■ **DATA EXCERPTS**:
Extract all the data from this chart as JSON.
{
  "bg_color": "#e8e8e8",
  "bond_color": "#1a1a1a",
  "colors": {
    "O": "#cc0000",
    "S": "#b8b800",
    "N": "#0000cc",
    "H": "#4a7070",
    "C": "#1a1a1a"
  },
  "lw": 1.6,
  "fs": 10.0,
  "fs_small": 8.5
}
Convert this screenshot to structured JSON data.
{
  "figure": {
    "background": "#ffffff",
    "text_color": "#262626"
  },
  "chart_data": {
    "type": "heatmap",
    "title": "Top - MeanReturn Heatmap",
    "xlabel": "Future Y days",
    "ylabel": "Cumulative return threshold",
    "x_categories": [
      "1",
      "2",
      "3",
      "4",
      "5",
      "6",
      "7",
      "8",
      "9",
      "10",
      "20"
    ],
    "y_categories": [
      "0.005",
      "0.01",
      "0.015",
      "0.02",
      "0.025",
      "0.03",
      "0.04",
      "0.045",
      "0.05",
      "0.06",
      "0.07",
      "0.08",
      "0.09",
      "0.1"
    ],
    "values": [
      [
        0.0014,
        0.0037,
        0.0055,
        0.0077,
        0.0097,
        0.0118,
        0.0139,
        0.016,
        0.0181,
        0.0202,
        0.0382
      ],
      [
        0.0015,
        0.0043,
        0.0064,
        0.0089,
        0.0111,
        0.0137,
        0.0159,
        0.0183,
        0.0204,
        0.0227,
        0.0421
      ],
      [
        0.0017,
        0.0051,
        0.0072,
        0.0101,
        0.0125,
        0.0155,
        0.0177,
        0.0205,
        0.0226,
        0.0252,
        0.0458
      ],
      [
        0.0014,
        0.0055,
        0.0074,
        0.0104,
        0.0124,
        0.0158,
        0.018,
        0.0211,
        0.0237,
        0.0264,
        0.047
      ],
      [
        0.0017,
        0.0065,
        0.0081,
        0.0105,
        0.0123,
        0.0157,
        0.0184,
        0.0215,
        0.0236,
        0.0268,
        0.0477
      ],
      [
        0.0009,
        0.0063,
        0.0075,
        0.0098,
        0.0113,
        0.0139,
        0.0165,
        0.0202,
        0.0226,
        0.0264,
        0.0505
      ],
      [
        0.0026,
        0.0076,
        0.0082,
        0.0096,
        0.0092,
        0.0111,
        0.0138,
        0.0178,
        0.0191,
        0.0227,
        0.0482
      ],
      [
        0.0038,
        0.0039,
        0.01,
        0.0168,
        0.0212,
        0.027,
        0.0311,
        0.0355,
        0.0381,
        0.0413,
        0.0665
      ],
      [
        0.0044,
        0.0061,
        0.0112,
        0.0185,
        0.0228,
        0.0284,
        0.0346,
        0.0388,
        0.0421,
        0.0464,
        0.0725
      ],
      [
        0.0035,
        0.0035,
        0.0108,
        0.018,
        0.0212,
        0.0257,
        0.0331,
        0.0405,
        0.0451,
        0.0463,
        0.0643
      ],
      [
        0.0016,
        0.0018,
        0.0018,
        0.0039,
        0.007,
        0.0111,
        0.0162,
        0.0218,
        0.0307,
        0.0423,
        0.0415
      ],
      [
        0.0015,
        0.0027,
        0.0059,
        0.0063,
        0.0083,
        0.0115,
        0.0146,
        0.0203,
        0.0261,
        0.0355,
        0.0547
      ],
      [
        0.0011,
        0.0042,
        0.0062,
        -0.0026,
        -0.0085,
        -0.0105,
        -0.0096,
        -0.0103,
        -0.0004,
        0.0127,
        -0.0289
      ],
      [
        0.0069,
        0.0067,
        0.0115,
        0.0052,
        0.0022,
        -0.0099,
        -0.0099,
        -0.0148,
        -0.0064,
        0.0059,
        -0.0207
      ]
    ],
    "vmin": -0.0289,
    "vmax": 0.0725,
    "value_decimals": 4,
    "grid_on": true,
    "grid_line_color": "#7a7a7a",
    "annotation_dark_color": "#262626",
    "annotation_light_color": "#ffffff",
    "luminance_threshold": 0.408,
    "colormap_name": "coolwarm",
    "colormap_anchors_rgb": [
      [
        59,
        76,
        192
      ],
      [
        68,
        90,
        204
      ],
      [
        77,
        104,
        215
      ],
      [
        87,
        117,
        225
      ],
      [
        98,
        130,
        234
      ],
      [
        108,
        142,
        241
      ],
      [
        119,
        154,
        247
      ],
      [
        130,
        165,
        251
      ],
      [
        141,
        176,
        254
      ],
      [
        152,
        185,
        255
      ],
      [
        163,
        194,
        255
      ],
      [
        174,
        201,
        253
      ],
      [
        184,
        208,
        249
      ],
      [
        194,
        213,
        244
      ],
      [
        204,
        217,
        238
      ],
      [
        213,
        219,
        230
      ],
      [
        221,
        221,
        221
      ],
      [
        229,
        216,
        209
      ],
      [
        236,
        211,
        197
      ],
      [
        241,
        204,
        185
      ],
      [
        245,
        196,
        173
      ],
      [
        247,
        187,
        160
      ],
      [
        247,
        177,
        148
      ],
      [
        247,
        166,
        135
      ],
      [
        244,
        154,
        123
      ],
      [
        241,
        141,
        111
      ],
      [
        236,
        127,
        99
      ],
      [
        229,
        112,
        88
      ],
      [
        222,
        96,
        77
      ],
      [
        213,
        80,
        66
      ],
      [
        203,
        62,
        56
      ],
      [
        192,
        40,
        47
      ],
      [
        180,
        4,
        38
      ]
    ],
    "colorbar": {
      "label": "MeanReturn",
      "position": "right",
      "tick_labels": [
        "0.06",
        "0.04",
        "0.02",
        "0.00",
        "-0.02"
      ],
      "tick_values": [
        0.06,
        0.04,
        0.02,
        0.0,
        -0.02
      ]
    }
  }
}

■ **SET EXERCISE**:
From the first line to the last, retype the data exactly.

■ **PROBLEM SOLUTION**:
Extract all the data from this chart as JSON.
{
  "bg_color": "#e8e8e8",
  "bond_color": "#1a1a1a",
  "colors": {
    "O": "#cc0000",
    "S": "#b8b800",
    "N": "#0000cc",
    "H": "#4a7070",
    "C": "#1a1a1a"
  },
  "lw": 1.6,
  "fs": 10.0,
  "fs_small": 8.5
}
Convert this screenshot to structured JSON data.
{
  "figure": {
    "background": "#ffffff",
    "text_color": "#262626"
  },
  "chart_data": {
    "type": "heatmap",
    "title": "Top - MeanReturn Heatmap",
    "xlabel": "Future Y days",
    "ylabel": "Cumulative return threshold",
    "x_categories": [
      "1",
      "2",
      "3",
      "4",
      "5",
      "6",
      "7",
      "8",
      "9",
      "10",
      "20"
    ],
    "y_categories": [
      "0.005",
      "0.01",
      "0.015",
      "0.02",
      "0.025",
      "0.03",
      "0.04",
      "0.045",
      "0.05",
      "0.06",
      "0.07",
      "0.08",
      "0.09",
      "0.1"
    ],
    "values": [
      [
        0.0014,
        0.0037,
        0.0055,
        0.0077,
        0.0097,
        0.0118,
        0.0139,
        0.016,
        0.0181,
        0.0202,
        0.0382
      ],
      [
        0.0015,
        0.0043,
        0.0064,
        0.0089,
        0.0111,
        0.0137,
        0.0159,
        0.0183,
        0.0204,
        0.0227,
        0.0421
      ],
      [
        0.0017,
        0.0051,
        0.0072,
        0.0101,
        0.0125,
        0.0155,
        0.0177,
        0.0205,
        0.0226,
        0.0252,
        0.0458
      ],
      [
        0.0014,
        0.0055,
        0.0074,
        0.0104,
        0.0124,
        0.0158,
        0.018,
        0.0211,
        0.0237,
        0.0264,
        0.047
      ],
      [
        0.0017,
        0.0065,
        0.0081,
        0.0105,
        0.0123,
        0.0157,
        0.0184,
        0.0215,
        0.0236,
        0.0268,
        0.0477
      ],
      [
        0.0009,
        0.0063,
        0.0075,
        0.0098,
        0.0113,
        0.0139,
        0.0165,
        0.0202,
        0.0226,
        0.0264,
        0.0505
      ],
      [
        0.0026,
        0.0076,
        0.0082,
        0.0096,
        0.0092,
        0.0111,
        0.0138,
        0.0178,
        0.0191,
        0.0227,
        0.0482
      ],
      [
        0.0038,
        0.0039,
        0.01,
        0.0168,
        0.0212,
        0.027,
        0.0311,
        0.0355,
        0.0381,
        0.0413,
        0.0665
      ],
      [
        0.0044,
        0.0061,
        0.0112,
        0.0185,
        0.0228,
        0.0284,
        0.0346,
        0.0388,
        0.0421,
        0.0464,
        0.0725
      ],
      [
        0.0035,
        0.0035,
        0.0108,
        0.018,
        0.0212,
        0.0257,
        0.0331,
        0.0405,
        0.0451,
        0.0463,
        0.0643
      ],
      [
        0.0016,
        0.0018,
        0.0018,
        0.0039,
        0.007,
        0.0111,
        0.0162,
        0.0218,
        0.0307,
        0.0423,
        0.0415
      ],
      [
        0.0015,
        0.0027,
        0.0059,
        0.0063,
        0.0083,
        0.0115,
        0.0146,
        0.0203,
        0.0261,
        0.0355,
        0.0547
      ],
      [
        0.0011,
        0.0042,
        0.0062,
        -0.0026,
        -0.0085,
        -0.0105,
        -0.0096,
        -0.0103,
        -0.0004,
        0.0127,
        -0.0289
      ],
      [
        0.0069,
        0.0067,
        0.0115,
        0.0052,
        0.0022,
        -0.0099,
        -0.0099,
        -0.0148,
        -0.0064,
        0.0059,
        -0.0207
      ]
    ],
    "vmin": -0.0289,
    "vmax": 0.0725,
    "value_decimals": 4,
    "grid_on": true,
    "grid_line_color": "#7a7a7a",
    "annotation_dark_color": "#262626",
    "annotation_light_color": "#ffffff",
    "luminance_threshold": 0.408,
    "colormap_name": "coolwarm",
    "colormap_anchors_rgb": [
      [
        59,
        76,
        192
      ],
      [
        68,
        90,
        204
      ],
      [
        77,
        104,
        215
      ],
      [
        87,
        117,
        225
      ],
      [
        98,
        130,
        234
      ],
      [
        108,
        142,
        241
      ],
      [
        119,
        154,
        247
      ],
      [
        130,
        165,
        251
      ],
      [
        141,
        176,
        254
      ],
      [
        152,
        185,
        255
      ],
      [
        163,
        194,
        255
      ],
      [
        174,
        201,
        253
      ],
      [
        184,
        208,
        249
      ],
      [
        194,
        213,
        244
      ],
      [
        204,
        217,
        238
      ],
      [
        213,
        219,
        230
      ],
      [
        221,
        221,
        221
      ],
      [
        229,
        216,
        209
      ],
      [
        236,
        211,
        197
      ],
      [
        241,
        204,
        185
      ],
      [
        245,
        196,
        173
      ],
      [
        247,
        187,
        160
      ],
      [
        247,
        177,
        148
      ],
      [
        247,
        166,
        135
      ],
      [
        244,
        154,
        123
      ],
      [
        241,
        141,
        111
      ],
      [
        236,
        127,
        99
      ],
      [
        229,
        112,
        88
      ],
      [
        222,
        96,
        77
      ],
      [
        213,
        80,
        66
      ],
      [
        203,
        62,
        56
      ],
      [
        192,
        40,
        47
      ],
      [
        180,
        4,
        38
      ]
    ],
    "colorbar": {
      "label": "MeanReturn",
      "position": "right",
      "tick_labels": [
        "0.06",
        "0.04",
        "0.02",
        "0.00",
        "-0.02"
      ],
      "tick_values": [
        0.06,
        0.04,
        0.02,
        0.0,
        -0.02
      ]
    }
  }
}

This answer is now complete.